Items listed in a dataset
#####
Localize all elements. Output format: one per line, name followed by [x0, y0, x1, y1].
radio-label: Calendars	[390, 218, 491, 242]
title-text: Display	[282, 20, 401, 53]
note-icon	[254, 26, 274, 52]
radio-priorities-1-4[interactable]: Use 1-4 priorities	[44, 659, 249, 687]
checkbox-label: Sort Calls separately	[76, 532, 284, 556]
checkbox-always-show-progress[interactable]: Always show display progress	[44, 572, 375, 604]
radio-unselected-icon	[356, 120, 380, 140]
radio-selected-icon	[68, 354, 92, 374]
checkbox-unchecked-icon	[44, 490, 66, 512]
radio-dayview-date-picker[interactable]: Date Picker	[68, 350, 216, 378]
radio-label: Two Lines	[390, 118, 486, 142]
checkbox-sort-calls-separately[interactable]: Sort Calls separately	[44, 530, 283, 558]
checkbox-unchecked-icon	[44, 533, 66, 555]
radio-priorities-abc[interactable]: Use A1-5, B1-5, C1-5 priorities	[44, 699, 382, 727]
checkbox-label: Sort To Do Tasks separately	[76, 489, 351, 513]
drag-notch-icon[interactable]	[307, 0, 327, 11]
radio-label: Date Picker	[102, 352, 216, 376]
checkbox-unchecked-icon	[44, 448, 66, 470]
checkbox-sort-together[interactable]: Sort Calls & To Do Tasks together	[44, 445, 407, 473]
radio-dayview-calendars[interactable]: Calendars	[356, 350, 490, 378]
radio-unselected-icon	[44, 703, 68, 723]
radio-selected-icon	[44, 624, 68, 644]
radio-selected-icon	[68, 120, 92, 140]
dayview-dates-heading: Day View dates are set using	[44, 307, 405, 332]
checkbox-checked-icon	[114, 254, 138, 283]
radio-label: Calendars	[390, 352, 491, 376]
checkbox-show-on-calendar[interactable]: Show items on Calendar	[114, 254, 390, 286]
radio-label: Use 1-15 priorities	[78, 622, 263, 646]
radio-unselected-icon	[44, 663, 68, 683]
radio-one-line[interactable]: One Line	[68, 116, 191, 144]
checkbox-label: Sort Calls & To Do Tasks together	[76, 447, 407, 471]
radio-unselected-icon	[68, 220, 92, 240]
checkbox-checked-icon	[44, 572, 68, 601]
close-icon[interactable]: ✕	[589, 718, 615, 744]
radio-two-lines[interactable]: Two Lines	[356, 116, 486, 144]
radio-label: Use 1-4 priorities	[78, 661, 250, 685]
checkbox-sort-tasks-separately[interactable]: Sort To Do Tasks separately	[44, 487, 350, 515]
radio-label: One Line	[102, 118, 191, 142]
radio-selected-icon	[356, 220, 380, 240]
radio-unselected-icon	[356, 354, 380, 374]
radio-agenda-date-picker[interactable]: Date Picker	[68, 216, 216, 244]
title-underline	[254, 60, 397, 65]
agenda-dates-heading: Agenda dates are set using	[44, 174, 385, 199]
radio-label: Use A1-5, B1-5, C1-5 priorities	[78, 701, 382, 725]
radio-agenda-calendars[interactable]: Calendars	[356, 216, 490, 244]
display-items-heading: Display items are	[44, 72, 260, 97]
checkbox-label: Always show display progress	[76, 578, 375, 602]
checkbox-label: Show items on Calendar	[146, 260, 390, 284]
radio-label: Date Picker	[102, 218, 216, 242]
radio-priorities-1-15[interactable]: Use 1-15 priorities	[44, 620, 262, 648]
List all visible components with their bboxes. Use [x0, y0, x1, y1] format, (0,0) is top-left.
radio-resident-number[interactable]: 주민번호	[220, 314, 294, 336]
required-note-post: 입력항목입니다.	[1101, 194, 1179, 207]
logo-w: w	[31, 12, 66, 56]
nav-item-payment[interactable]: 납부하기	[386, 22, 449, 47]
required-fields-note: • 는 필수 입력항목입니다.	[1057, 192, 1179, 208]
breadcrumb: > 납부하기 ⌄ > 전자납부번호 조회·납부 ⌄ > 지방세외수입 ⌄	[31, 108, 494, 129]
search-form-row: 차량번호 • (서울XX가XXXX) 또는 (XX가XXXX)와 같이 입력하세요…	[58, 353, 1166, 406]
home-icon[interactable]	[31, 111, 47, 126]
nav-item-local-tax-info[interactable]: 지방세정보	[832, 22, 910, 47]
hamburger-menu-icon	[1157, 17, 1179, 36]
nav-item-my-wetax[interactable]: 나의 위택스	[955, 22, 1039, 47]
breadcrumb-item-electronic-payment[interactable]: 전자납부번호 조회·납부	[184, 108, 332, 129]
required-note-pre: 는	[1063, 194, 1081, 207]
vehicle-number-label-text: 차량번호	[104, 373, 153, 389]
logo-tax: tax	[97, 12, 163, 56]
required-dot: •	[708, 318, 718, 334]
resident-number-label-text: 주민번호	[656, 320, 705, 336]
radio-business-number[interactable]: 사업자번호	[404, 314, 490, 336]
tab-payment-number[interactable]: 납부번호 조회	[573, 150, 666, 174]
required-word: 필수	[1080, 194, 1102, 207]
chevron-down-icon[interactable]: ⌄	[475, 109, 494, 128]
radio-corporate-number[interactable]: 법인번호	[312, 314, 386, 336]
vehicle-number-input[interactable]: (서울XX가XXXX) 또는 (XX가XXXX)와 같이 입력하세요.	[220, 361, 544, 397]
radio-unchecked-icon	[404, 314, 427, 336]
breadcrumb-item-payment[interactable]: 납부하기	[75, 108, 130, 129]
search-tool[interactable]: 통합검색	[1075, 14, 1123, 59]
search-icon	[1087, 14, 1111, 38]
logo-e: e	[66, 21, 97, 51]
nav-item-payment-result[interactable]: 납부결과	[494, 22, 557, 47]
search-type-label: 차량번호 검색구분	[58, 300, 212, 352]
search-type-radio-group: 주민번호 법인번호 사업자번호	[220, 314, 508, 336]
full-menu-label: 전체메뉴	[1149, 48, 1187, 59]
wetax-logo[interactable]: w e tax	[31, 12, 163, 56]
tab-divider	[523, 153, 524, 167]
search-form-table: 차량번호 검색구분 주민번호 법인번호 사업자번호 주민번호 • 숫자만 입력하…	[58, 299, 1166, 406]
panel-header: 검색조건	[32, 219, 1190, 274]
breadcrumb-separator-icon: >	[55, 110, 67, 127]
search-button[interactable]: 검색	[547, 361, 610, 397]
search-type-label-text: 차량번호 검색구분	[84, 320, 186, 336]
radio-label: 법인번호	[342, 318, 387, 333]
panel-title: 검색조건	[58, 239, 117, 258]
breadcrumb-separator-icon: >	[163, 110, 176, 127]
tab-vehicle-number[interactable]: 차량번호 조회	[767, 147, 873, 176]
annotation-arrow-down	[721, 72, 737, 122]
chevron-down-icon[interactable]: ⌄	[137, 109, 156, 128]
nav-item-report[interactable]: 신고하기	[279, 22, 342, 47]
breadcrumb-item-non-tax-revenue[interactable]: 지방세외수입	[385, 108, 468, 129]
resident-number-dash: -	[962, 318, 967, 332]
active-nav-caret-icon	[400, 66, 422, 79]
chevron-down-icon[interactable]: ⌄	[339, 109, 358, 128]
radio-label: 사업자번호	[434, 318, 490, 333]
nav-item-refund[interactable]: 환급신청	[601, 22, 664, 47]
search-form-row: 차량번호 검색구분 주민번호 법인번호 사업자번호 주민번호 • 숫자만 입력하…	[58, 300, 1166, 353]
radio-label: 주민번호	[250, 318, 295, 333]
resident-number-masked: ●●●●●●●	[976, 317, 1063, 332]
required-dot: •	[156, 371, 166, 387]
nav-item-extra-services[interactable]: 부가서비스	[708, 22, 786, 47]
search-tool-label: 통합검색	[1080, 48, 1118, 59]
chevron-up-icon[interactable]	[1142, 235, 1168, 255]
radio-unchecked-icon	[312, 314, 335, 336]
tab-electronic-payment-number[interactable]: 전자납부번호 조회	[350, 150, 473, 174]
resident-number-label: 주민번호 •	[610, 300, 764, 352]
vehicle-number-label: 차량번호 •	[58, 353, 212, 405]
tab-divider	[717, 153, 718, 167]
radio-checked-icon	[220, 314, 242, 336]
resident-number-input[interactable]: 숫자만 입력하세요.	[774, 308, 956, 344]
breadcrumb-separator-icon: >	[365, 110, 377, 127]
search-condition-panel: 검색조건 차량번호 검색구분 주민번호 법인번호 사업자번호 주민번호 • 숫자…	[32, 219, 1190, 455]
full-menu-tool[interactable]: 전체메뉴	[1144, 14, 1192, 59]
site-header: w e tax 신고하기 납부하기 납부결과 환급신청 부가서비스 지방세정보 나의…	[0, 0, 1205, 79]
#####
→ **Exercise brief**
Reproduce the material unchanged from its first line through the line that contains "350, 490, 378]", including both of those lines.

→ **Problem solution**
Localize all elements. Output format: one per line, name followed by [x0, y0, x1, y1].
radio-label: Calendars	[390, 218, 491, 242]
title-text: Display	[282, 20, 401, 53]
note-icon	[254, 26, 274, 52]
radio-priorities-1-4[interactable]: Use 1-4 priorities	[44, 659, 249, 687]
checkbox-label: Sort Calls separately	[76, 532, 284, 556]
checkbox-always-show-progress[interactable]: Always show display progress	[44, 572, 375, 604]
radio-unselected-icon	[356, 120, 380, 140]
radio-selected-icon	[68, 354, 92, 374]
checkbox-unchecked-icon	[44, 490, 66, 512]
radio-dayview-date-picker[interactable]: Date Picker	[68, 350, 216, 378]
radio-label: Two Lines	[390, 118, 486, 142]
checkbox-sort-calls-separately[interactable]: Sort Calls separately	[44, 530, 283, 558]
checkbox-unchecked-icon	[44, 533, 66, 555]
radio-priorities-abc[interactable]: Use A1-5, B1-5, C1-5 priorities	[44, 699, 382, 727]
checkbox-label: Sort To Do Tasks separately	[76, 489, 351, 513]
drag-notch-icon[interactable]	[307, 0, 327, 11]
radio-label: Date Picker	[102, 352, 216, 376]
checkbox-unchecked-icon	[44, 448, 66, 470]
checkbox-sort-together[interactable]: Sort Calls & To Do Tasks together	[44, 445, 407, 473]
radio-dayview-calendars[interactable]: Calendars	[356, 350, 490, 378]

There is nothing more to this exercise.